- Exercise objective
Without the images, print all the entries below exactly as given.

[Dataset records]
--------
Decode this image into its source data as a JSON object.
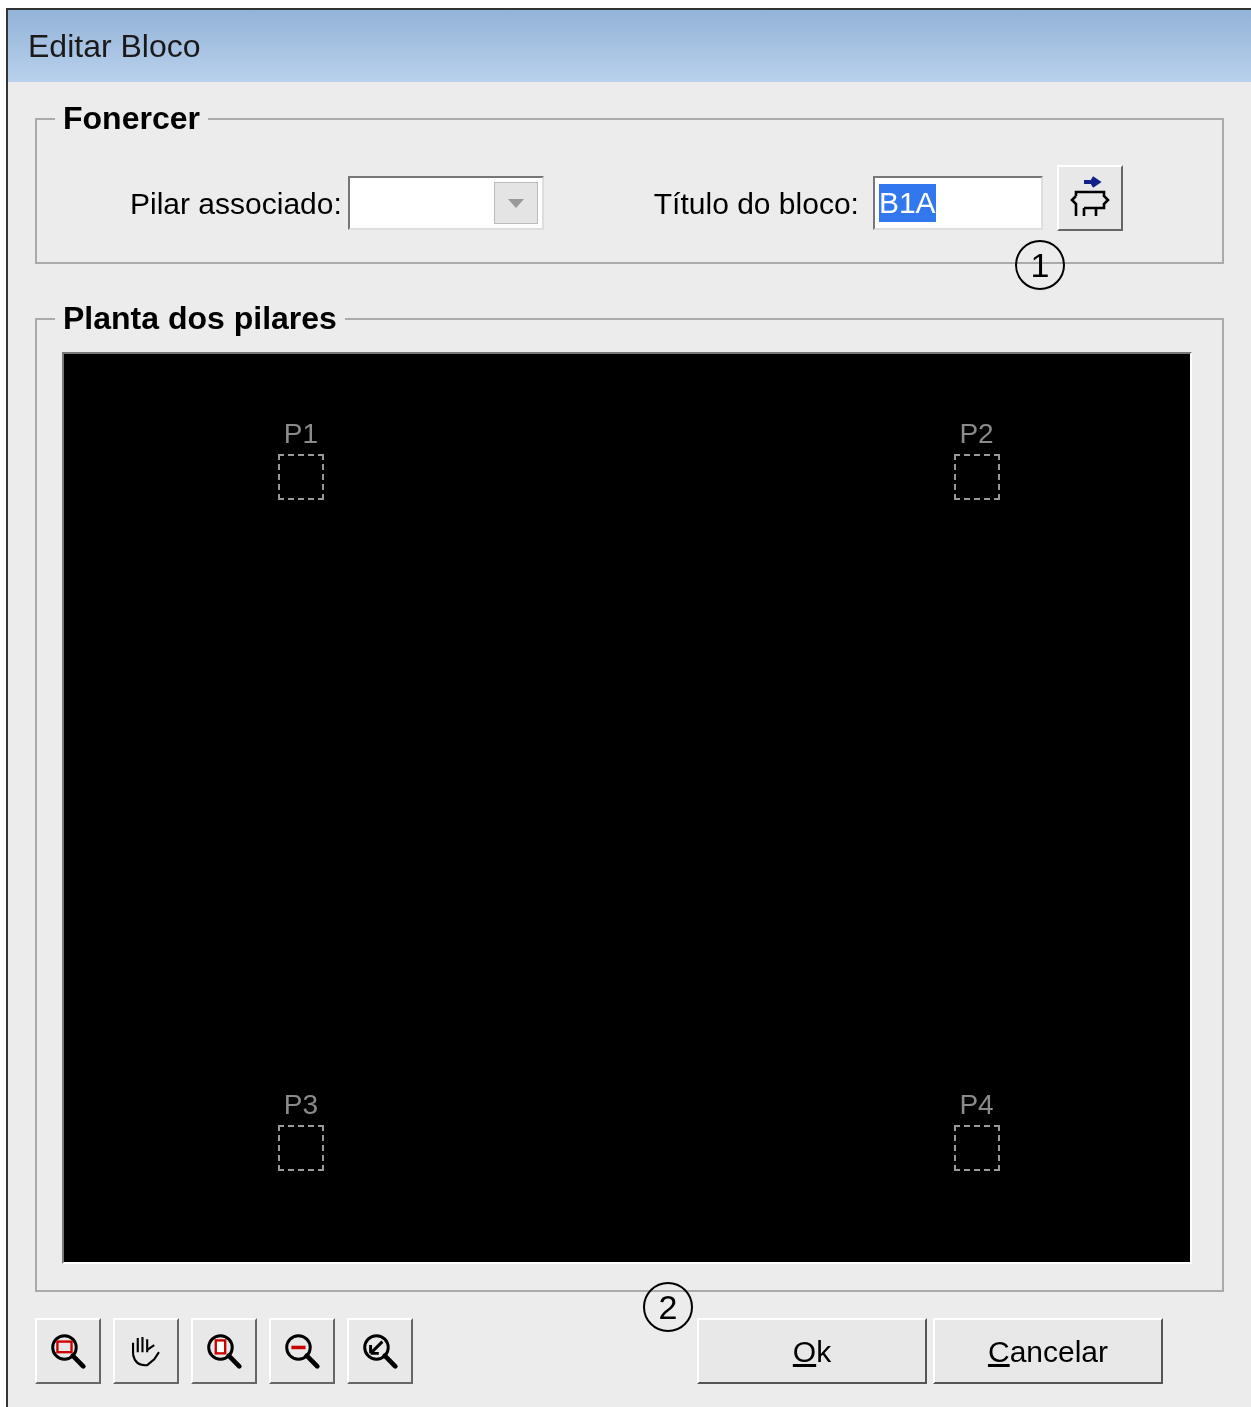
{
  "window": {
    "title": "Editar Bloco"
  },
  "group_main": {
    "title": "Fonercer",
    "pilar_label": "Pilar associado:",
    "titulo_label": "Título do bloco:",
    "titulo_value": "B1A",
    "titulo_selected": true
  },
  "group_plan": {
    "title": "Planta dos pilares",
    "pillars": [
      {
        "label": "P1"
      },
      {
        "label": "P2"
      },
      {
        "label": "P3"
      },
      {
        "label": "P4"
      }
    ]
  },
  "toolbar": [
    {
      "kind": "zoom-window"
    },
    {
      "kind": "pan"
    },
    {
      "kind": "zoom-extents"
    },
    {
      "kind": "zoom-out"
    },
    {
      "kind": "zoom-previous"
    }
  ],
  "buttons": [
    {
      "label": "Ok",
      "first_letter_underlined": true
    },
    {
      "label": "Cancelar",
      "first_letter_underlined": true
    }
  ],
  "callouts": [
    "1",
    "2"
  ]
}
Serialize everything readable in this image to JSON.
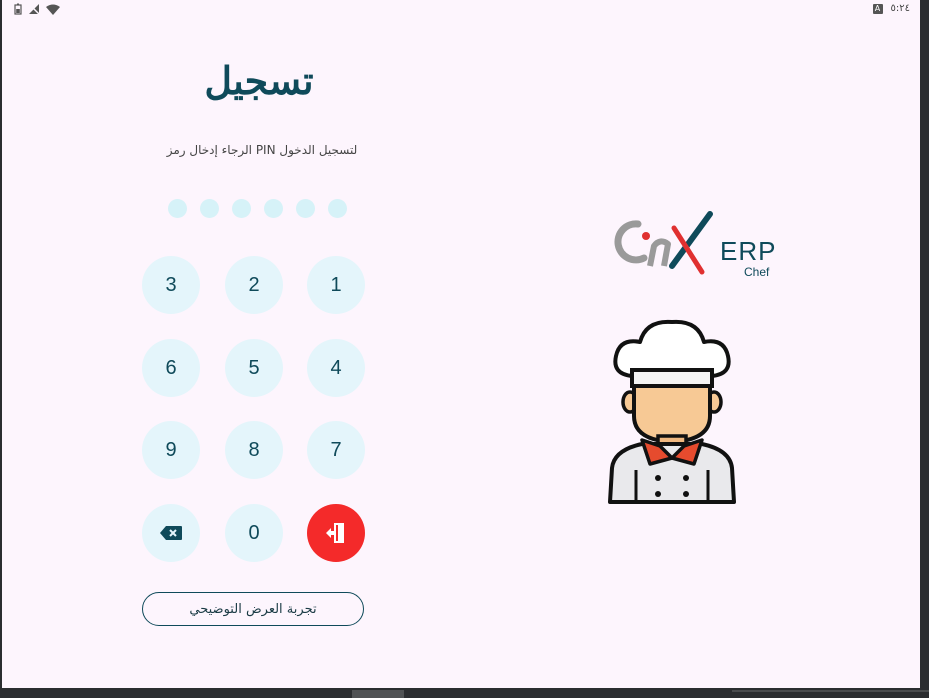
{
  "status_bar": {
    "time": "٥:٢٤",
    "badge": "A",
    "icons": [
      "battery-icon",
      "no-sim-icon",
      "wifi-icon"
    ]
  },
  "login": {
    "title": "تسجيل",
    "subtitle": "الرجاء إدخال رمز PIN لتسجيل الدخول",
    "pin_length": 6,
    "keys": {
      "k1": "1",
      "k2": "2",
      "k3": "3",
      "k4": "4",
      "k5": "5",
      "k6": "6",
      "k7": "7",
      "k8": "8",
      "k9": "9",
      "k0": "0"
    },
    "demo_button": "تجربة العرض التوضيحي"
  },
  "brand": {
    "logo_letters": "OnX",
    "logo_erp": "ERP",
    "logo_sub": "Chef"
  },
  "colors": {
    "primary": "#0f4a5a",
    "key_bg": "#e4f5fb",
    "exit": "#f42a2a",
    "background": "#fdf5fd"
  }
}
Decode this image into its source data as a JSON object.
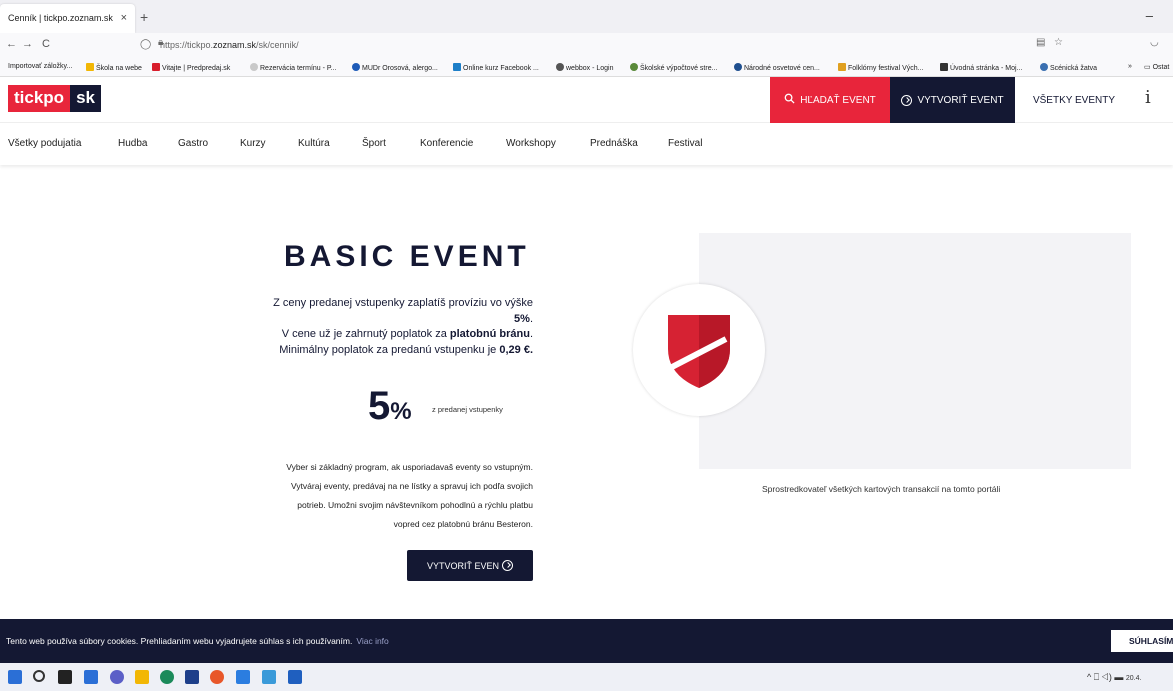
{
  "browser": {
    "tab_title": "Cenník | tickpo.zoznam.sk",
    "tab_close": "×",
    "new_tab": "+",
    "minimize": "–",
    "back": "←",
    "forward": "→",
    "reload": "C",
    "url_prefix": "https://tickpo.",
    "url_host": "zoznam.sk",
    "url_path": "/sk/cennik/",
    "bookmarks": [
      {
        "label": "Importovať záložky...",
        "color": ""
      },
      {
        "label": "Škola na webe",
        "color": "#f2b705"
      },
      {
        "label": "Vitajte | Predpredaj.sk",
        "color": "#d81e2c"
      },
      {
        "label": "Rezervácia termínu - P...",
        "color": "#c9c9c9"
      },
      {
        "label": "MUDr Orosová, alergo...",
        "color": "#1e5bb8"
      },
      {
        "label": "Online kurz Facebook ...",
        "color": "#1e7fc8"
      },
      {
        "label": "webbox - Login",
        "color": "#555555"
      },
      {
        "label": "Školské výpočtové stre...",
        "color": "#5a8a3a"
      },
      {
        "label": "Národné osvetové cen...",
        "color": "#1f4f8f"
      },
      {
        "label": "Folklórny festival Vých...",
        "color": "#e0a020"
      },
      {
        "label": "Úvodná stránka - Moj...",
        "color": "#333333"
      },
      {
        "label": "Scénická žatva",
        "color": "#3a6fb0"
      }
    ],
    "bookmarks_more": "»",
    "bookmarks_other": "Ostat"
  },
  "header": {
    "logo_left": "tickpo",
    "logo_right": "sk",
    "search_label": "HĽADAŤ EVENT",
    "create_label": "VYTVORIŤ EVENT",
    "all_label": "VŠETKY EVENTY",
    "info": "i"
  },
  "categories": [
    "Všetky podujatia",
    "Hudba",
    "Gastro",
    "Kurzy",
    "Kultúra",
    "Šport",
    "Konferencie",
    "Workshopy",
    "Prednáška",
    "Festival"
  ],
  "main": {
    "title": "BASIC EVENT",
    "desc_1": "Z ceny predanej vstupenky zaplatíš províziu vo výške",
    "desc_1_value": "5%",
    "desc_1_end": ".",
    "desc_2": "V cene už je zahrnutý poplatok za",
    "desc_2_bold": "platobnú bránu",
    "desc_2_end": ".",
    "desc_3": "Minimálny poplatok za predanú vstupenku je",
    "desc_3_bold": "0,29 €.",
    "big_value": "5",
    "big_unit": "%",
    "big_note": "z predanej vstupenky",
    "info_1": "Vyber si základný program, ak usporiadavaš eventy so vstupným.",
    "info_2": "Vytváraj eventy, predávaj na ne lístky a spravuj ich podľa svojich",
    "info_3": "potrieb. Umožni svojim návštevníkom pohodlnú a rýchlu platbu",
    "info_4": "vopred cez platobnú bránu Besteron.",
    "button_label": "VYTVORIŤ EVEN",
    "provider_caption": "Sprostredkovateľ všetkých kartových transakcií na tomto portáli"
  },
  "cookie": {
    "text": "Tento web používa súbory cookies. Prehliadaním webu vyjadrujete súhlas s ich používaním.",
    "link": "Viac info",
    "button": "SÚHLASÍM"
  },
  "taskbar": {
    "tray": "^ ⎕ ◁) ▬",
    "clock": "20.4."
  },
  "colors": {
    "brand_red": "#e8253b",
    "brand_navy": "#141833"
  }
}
--------
- Written solution
Decode this image into its source data as a JSON object.
{
  "window": {
    "title": "Editar Bloco"
  },
  "group_main": {
    "title": "Fonercer",
    "pilar_label": "Pilar associado:",
    "titulo_label": "Título do bloco:",
    "titulo_value": "B1A",
    "titulo_selected": true
  },
  "group_plan": {
    "title": "Planta dos pilares",
    "pillars": [
      {
        "label": "P1"
      },
      {
        "label": "P2"
      },
      {
        "label": "P3"
      },
      {
        "label": "P4"
      }
    ]
  },
  "toolbar": [
    {
      "kind": "zoom-window"
    },
    {
      "kind": "pan"
    },
    {
      "kind": "zoom-extents"
    },
    {
      "kind": "zoom-out"
    },
    {
      "kind": "zoom-previous"
    }
  ],
  "buttons": [
    {
      "label": "Ok",
      "first_letter_underlined": true
    },
    {
      "label": "Cancelar",
      "first_letter_underlined": true
    }
  ],
  "callouts": [
    "1",
    "2"
  ]
}
Serialize everything readable in this image to JSON.
{
  "status_bar": {
    "time": "٥:٢٤",
    "badge": "A",
    "icons": [
      "battery-icon",
      "no-sim-icon",
      "wifi-icon"
    ]
  },
  "login": {
    "title": "تسجيل",
    "subtitle": "الرجاء إدخال رمز PIN لتسجيل الدخول",
    "pin_length": 6,
    "keys": {
      "k1": "1",
      "k2": "2",
      "k3": "3",
      "k4": "4",
      "k5": "5",
      "k6": "6",
      "k7": "7",
      "k8": "8",
      "k9": "9",
      "k0": "0"
    },
    "demo_button": "تجربة العرض التوضيحي"
  },
  "brand": {
    "logo_letters": "OnX",
    "logo_erp": "ERP",
    "logo_sub": "Chef"
  },
  "colors": {
    "primary": "#0f4a5a",
    "key_bg": "#e4f5fb",
    "exit": "#f42a2a",
    "background": "#fdf5fd"
  }
}
Decode this image into its source data as a JSON object.
{
  "browser": {
    "tab_title": "Cenník | tickpo.zoznam.sk",
    "tab_close": "×",
    "new_tab": "+",
    "minimize": "–",
    "back": "←",
    "forward": "→",
    "reload": "C",
    "url_prefix": "https://tickpo.",
    "url_host": "zoznam.sk",
    "url_path": "/sk/cennik/",
    "bookmarks": [
      {
        "label": "Importovať záložky...",
        "color": ""
      },
      {
        "label": "Škola na webe",
        "color": "#f2b705"
      },
      {
        "label": "Vitajte | Predpredaj.sk",
        "color": "#d81e2c"
      },
      {
        "label": "Rezervácia termínu - P...",
        "color": "#c9c9c9"
      },
      {
        "label": "MUDr Orosová, alergo...",
        "color": "#1e5bb8"
      },
      {
        "label": "Online kurz Facebook ...",
        "color": "#1e7fc8"
      },
      {
        "label": "webbox - Login",
        "color": "#555555"
      },
      {
        "label": "Školské výpočtové stre...",
        "color": "#5a8a3a"
      },
      {
        "label": "Národné osvetové cen...",
        "color": "#1f4f8f"
      },
      {
        "label": "Folklórny festival Vých...",
        "color": "#e0a020"
      },
      {
        "label": "Úvodná stránka - Moj...",
        "color": "#333333"
      },
      {
        "label": "Scénická žatva",
        "color": "#3a6fb0"
      }
    ],
    "bookmarks_more": "»",
    "bookmarks_other": "Ostat"
  },
  "header": {
    "logo_left": "tickpo",
    "logo_right": "sk",
    "search_label": "HĽADAŤ EVENT",
    "create_label": "VYTVORIŤ EVENT",
    "all_label": "VŠETKY EVENTY",
    "info": "i"
  },
  "categories": [
    "Všetky podujatia",
    "Hudba",
    "Gastro",
    "Kurzy",
    "Kultúra",
    "Šport",
    "Konferencie",
    "Workshopy",
    "Prednáška",
    "Festival"
  ],
  "main": {
    "title": "BASIC EVENT",
    "desc_1": "Z ceny predanej vstupenky zaplatíš províziu vo výške",
    "desc_1_value": "5%",
    "desc_1_end": ".",
    "desc_2": "V cene už je zahrnutý poplatok za",
    "desc_2_bold": "platobnú bránu",
    "desc_2_end": ".",
    "desc_3": "Minimálny poplatok za predanú vstupenku je",
    "desc_3_bold": "0,29 €.",
    "big_value": "5",
    "big_unit": "%",
    "big_note": "z predanej vstupenky",
    "info_1": "Vyber si základný program, ak usporiadavaš eventy so vstupným.",
    "info_2": "Vytváraj eventy, predávaj na ne lístky a spravuj ich podľa svojich",
    "info_3": "potrieb. Umožni svojim návštevníkom pohodlnú a rýchlu platbu",
    "info_4": "vopred cez platobnú bránu Besteron.",
    "button_label": "VYTVORIŤ EVEN",
    "provider_caption": "Sprostredkovateľ všetkých kartových transakcií na tomto portáli"
  },
  "cookie": {
    "text": "Tento web používa súbory cookies. Prehliadaním webu vyjadrujete súhlas s ich používaním.",
    "link": "Viac info",
    "button": "SÚHLASÍM"
  },
  "taskbar": {
    "tray": "^ ⎕ ◁) ▬",
    "clock": "20.4."
  },
  "colors": {
    "brand_red": "#e8253b",
    "brand_navy": "#141833"
  }
}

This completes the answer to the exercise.